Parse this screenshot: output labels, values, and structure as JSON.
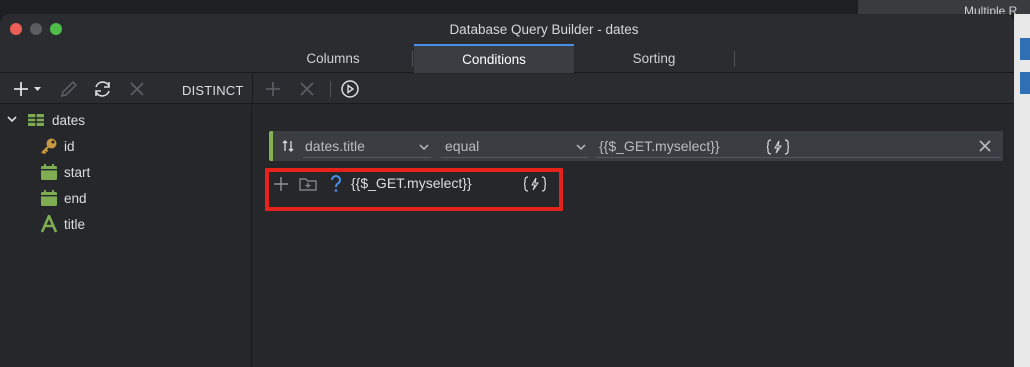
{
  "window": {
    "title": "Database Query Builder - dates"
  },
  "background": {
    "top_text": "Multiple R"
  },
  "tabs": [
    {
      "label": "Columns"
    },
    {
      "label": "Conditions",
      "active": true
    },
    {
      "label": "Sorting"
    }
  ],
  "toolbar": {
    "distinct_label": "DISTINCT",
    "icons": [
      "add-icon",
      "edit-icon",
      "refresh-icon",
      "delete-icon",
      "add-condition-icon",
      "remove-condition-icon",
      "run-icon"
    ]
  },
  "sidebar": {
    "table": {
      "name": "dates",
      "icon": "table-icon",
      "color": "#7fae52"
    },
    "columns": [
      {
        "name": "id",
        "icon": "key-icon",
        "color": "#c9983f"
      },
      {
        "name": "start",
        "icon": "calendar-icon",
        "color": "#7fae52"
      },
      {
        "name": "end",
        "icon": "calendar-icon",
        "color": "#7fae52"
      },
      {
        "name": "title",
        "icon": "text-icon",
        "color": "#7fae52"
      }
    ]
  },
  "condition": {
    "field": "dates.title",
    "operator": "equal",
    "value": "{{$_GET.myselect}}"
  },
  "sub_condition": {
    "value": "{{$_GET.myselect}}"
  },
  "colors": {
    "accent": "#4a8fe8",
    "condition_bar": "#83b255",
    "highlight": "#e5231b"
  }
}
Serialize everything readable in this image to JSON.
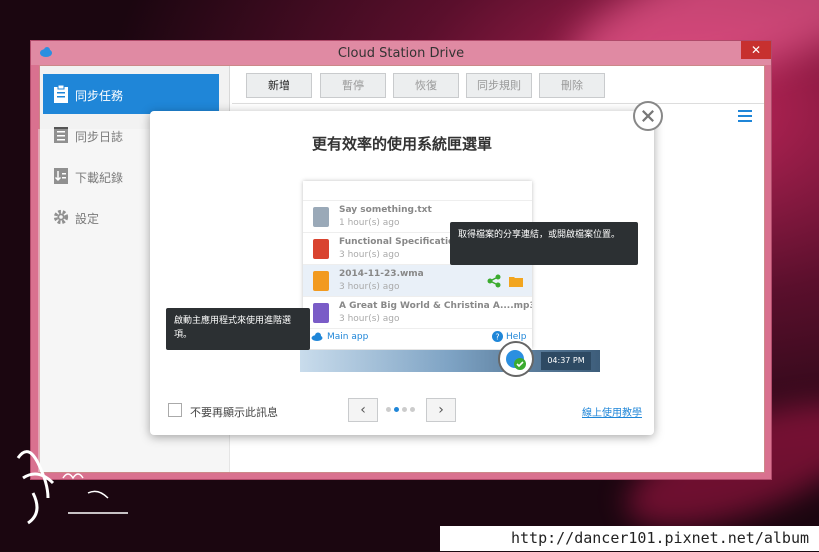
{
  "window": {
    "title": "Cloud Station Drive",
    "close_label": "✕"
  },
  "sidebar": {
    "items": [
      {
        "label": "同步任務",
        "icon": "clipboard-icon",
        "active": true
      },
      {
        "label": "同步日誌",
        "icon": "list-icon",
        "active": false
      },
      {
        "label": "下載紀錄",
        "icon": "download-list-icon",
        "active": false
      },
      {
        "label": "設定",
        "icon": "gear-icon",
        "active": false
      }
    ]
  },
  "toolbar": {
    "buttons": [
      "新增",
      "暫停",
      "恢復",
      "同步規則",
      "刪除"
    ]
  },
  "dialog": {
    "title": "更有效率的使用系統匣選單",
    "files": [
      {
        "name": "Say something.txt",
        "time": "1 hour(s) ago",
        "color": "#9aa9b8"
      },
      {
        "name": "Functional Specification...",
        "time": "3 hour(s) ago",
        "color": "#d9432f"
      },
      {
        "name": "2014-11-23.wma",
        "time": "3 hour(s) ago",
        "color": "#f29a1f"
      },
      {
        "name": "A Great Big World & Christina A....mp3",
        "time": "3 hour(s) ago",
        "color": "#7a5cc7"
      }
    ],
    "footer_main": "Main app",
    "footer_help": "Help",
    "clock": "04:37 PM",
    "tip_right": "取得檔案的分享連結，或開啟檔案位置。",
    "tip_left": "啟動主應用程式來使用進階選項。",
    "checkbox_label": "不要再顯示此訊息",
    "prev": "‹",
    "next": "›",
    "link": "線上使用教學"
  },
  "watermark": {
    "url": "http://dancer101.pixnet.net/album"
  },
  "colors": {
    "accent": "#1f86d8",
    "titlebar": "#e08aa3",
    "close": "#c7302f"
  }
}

■ What you need to do:
Omit the pictures. Output every record above word for word.

■ Output below:
Parse this screenshot: output labels, values, and structure as JSON.
{
  "window": {
    "title": "Database Query Builder - dates"
  },
  "background": {
    "top_text": "Multiple R"
  },
  "tabs": [
    {
      "label": "Columns"
    },
    {
      "label": "Conditions",
      "active": true
    },
    {
      "label": "Sorting"
    }
  ],
  "toolbar": {
    "distinct_label": "DISTINCT",
    "icons": [
      "add-icon",
      "edit-icon",
      "refresh-icon",
      "delete-icon",
      "add-condition-icon",
      "remove-condition-icon",
      "run-icon"
    ]
  },
  "sidebar": {
    "table": {
      "name": "dates",
      "icon": "table-icon",
      "color": "#7fae52"
    },
    "columns": [
      {
        "name": "id",
        "icon": "key-icon",
        "color": "#c9983f"
      },
      {
        "name": "start",
        "icon": "calendar-icon",
        "color": "#7fae52"
      },
      {
        "name": "end",
        "icon": "calendar-icon",
        "color": "#7fae52"
      },
      {
        "name": "title",
        "icon": "text-icon",
        "color": "#7fae52"
      }
    ]
  },
  "condition": {
    "field": "dates.title",
    "operator": "equal",
    "value": "{{$_GET.myselect}}"
  },
  "sub_condition": {
    "value": "{{$_GET.myselect}}"
  },
  "colors": {
    "accent": "#4a8fe8",
    "condition_bar": "#83b255",
    "highlight": "#e5231b"
  }
}
Serialize everything readable in this image to JSON.
{
  "window": {
    "title": "Cloud Station Drive",
    "close_label": "✕"
  },
  "sidebar": {
    "items": [
      {
        "label": "同步任務",
        "icon": "clipboard-icon",
        "active": true
      },
      {
        "label": "同步日誌",
        "icon": "list-icon",
        "active": false
      },
      {
        "label": "下載紀錄",
        "icon": "download-list-icon",
        "active": false
      },
      {
        "label": "設定",
        "icon": "gear-icon",
        "active": false
      }
    ]
  },
  "toolbar": {
    "buttons": [
      "新增",
      "暫停",
      "恢復",
      "同步規則",
      "刪除"
    ]
  },
  "dialog": {
    "title": "更有效率的使用系統匣選單",
    "files": [
      {
        "name": "Say something.txt",
        "time": "1 hour(s) ago",
        "color": "#9aa9b8"
      },
      {
        "name": "Functional Specification...",
        "time": "3 hour(s) ago",
        "color": "#d9432f"
      },
      {
        "name": "2014-11-23.wma",
        "time": "3 hour(s) ago",
        "color": "#f29a1f"
      },
      {
        "name": "A Great Big World & Christina A....mp3",
        "time": "3 hour(s) ago",
        "color": "#7a5cc7"
      }
    ],
    "footer_main": "Main app",
    "footer_help": "Help",
    "clock": "04:37 PM",
    "tip_right": "取得檔案的分享連結，或開啟檔案位置。",
    "tip_left": "啟動主應用程式來使用進階選項。",
    "checkbox_label": "不要再顯示此訊息",
    "prev": "‹",
    "next": "›",
    "link": "線上使用教學"
  },
  "watermark": {
    "url": "http://dancer101.pixnet.net/album"
  },
  "colors": {
    "accent": "#1f86d8",
    "titlebar": "#e08aa3",
    "close": "#c7302f"
  }
}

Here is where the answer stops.